### EXERCISE
Collect from the data below each line with "this".
## begin
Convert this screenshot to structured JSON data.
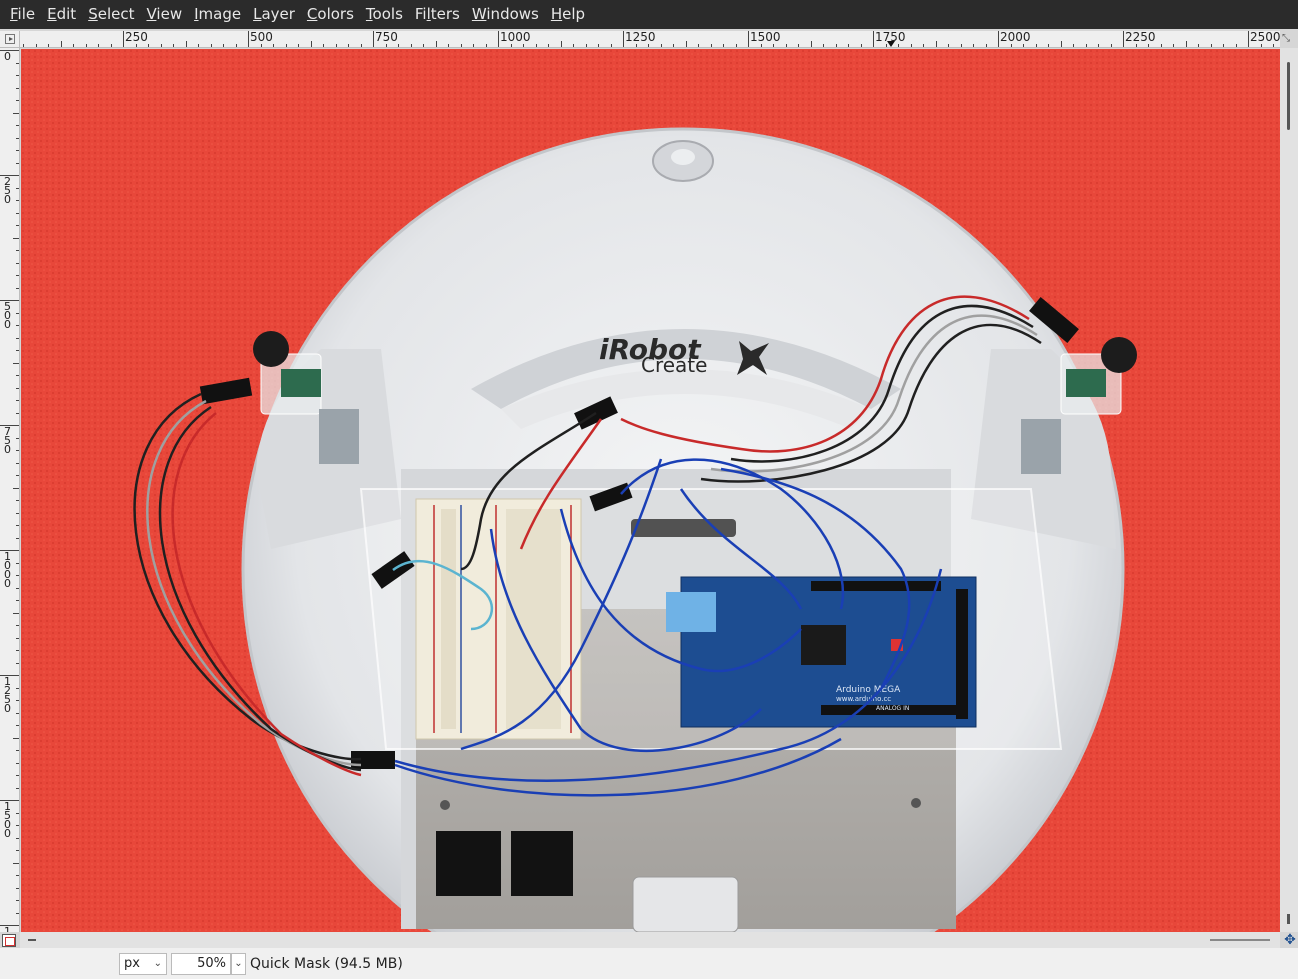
{
  "menubar": {
    "items": [
      {
        "label": "File",
        "mnemonic": "F",
        "rest": "ile"
      },
      {
        "label": "Edit",
        "mnemonic": "E",
        "rest": "dit"
      },
      {
        "label": "Select",
        "mnemonic": "S",
        "rest": "elect"
      },
      {
        "label": "View",
        "mnemonic": "V",
        "rest": "iew"
      },
      {
        "label": "Image",
        "mnemonic": "I",
        "rest": "mage"
      },
      {
        "label": "Layer",
        "mnemonic": "L",
        "rest": "ayer"
      },
      {
        "label": "Colors",
        "mnemonic": "C",
        "rest": "olors"
      },
      {
        "label": "Tools",
        "mnemonic": "T",
        "rest": "ools"
      },
      {
        "label": "Filters",
        "mnemonic": "F",
        "rest": "ilters",
        "pre": "Fi",
        "post": "ters",
        "mid": "l"
      },
      {
        "label": "Windows",
        "mnemonic": "W",
        "rest": "indows"
      },
      {
        "label": "Help",
        "mnemonic": "H",
        "rest": "elp"
      }
    ]
  },
  "rulers": {
    "horizontal_labels": [
      "250",
      "500",
      "750",
      "1000",
      "1250",
      "1500",
      "1750",
      "2000",
      "2250",
      "2500"
    ],
    "vertical_labels": [
      "0",
      "250",
      "500",
      "750",
      "1000",
      "1250",
      "1500",
      "1"
    ]
  },
  "canvas": {
    "image_description_labels": {
      "brand": "iRobot",
      "model": "Create",
      "board": "Arduino MEGA",
      "board_url": "www.arduino.cc",
      "analog": "ANALOG IN"
    },
    "background_color": "#e8473a"
  },
  "statusbar": {
    "unit": "px",
    "zoom": "50%",
    "status": "Quick Mask (94.5 MB)"
  }
}
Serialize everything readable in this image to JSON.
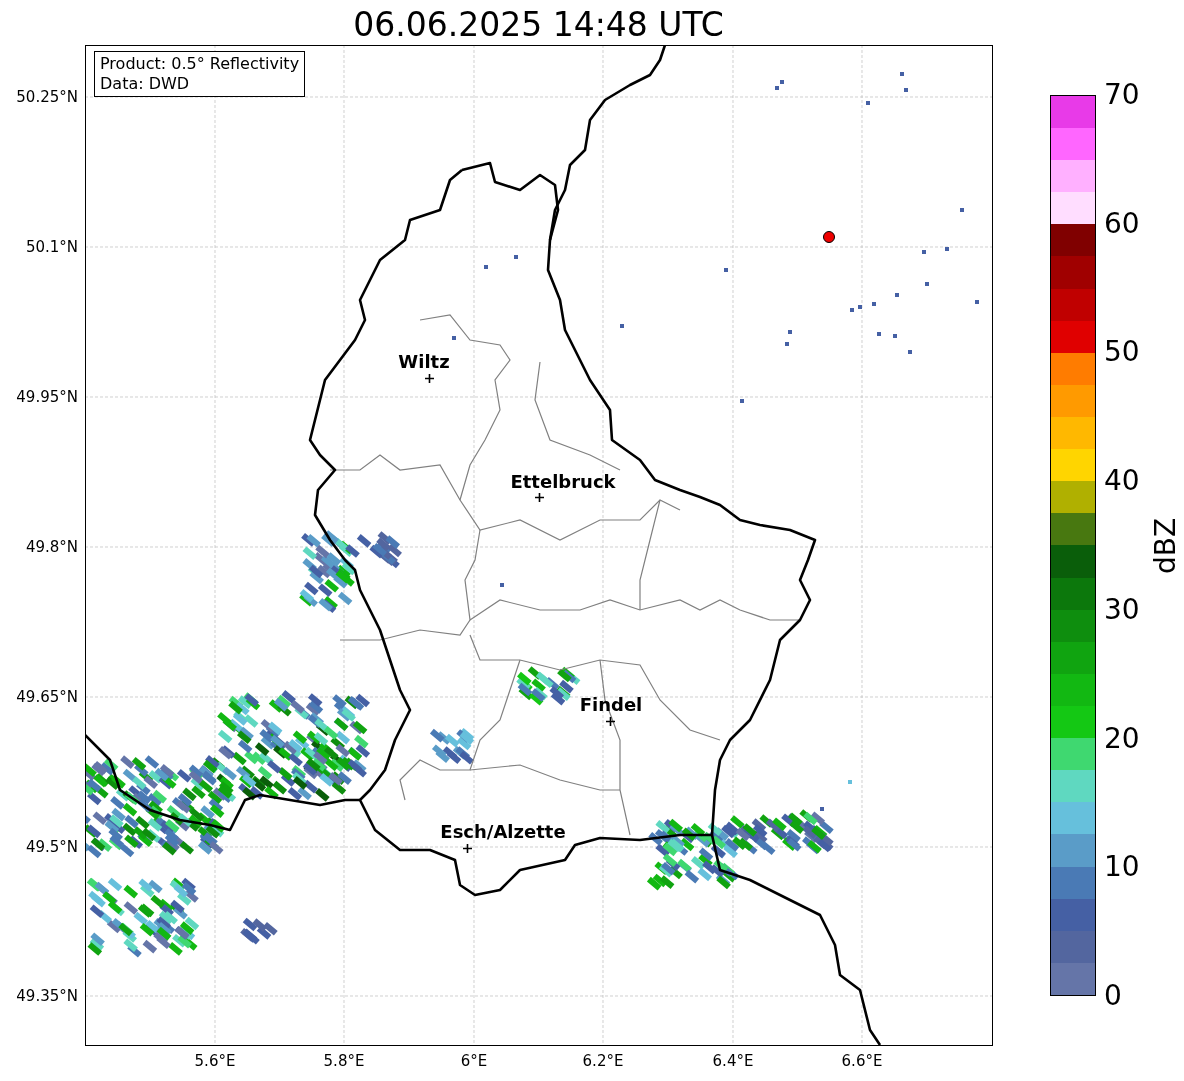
## end
### OUTPUT BELOW
Convert this screenshot to structured JSON data.
Serialize everything readable in this image to JSON.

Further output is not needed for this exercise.